— Brano di testo —
La Poesia Visiva in Italia, 3: Franco Verdi


Alessandro Gaudio


La contiguità tra immagine e parola 
in Franco Verdi

3. Franco Verdi (1934-2009), pur nel suo isolamento e nelle sue
modalità operative semiprivate, – a detta dell’Apicella – avrebbe certamente
rinunciato al disimpegno, al «quieto godimento», al «provvisorio
assaporamento», servendosi efficacemente del mezzo della satira.
È il caso, ad esempio, della sua Poesia gastronomica, fatta da «barattoli
che contengono conchiglie, pezzi di meccanismi, giocattoli di
plastica, materiali fossili, di colori varî e accesi. Si tratta – continua la
semiologa – di comuni barattoli di marmellata, o da sottaceti, chiusi
da un coperchio a scatto e morsa, di una molla di ferro dolce: ma
sono remotissimi dalla pop-art, dai pollastrini artificiali su falsi spiedi,
dalla satira gastronomica al consumismo di serie, che vuole essere
la satira ad un costume e ad una civiltà». Il bersaglio dell’atto derisorio
di Verdi è costituito, piuttosto, dalla poesia come atto disimpegnato,
quella che «non partecipa del tempo, ma si infossa in barattoli, che
diviene gioco, passatempo, tecnica sillabica, preziosismo salottiero»7.
L’azione diretta dell’immagine è surrogata dalla ricchezza linguistica
ed espressiva dell’atto di parola che, dunque, rispetto alla prima, è
metaforico ma, nel modo qui precisato, non meno efficace8.
Verdi confermerà questa posizione all’interno di uno scritto dal
valore programmatico, pubblicato nel 1978 su «Quinta Generazione
», rivista che promosse un dibattito su Realtà e veggenza. I passaggi
più significativi della risposta di Verdi riguardano l’idea di compromissione
che – secondo il poeta – pervade ormai il rapporto tra
arte e critica, la necessità di accordare una funzione preminente
all’espressione e, soprattutto, la connessione tra le condizioni formali
di produzione e il contesto storico-politico9.

— Consegna —
Nel testo su Franco Verdi, sostituisca "satira" con "ironia" e riporti il brano che comincia con le parole "La contiguità tra" e termina dopo "mezzo della satira.".

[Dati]
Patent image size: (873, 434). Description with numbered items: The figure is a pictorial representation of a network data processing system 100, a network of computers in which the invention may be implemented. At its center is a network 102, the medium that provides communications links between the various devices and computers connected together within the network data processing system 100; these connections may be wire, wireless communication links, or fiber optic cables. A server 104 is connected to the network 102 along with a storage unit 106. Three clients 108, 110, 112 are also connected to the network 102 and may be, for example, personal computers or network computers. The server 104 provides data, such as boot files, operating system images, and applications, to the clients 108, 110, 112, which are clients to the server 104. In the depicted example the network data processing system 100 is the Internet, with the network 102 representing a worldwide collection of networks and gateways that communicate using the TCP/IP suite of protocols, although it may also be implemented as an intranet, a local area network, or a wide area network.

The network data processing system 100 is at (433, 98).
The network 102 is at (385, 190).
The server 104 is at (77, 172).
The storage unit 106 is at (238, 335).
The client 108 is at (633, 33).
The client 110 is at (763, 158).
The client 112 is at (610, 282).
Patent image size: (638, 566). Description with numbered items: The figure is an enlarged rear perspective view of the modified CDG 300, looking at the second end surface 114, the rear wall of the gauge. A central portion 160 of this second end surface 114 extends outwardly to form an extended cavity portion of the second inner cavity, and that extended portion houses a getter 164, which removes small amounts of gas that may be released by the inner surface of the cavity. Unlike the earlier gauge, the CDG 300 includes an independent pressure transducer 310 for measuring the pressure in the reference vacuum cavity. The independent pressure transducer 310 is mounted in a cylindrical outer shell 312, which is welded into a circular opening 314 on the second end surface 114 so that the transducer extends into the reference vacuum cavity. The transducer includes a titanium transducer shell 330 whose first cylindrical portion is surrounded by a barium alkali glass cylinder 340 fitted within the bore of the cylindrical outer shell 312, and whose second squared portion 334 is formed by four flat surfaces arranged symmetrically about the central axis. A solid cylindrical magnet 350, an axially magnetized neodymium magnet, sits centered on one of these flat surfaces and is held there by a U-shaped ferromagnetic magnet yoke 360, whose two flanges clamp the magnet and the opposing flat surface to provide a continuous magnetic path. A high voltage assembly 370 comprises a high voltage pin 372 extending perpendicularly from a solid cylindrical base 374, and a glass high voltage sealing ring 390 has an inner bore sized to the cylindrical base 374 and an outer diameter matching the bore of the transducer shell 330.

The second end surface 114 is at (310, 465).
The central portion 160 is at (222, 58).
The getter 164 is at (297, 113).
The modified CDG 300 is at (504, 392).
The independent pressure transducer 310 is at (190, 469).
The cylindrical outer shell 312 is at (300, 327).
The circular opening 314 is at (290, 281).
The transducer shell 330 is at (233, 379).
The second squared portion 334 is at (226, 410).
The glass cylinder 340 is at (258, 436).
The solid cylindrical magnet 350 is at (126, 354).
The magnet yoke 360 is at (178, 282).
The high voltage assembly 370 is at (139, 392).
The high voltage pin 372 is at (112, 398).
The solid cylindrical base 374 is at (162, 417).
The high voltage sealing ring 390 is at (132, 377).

— Soluzione —
La contiguità tra immagine e parola 
in Franco Verdi

3. Franco Verdi (1934-2009), pur nel suo isolamento e nelle sue
modalità operative semiprivate, – a detta dell’Apicella – avrebbe certamente
rinunciato al disimpegno, al «quieto godimento», al «provvisorio
assaporamento», servendosi efficacemente del mezzo della ironia.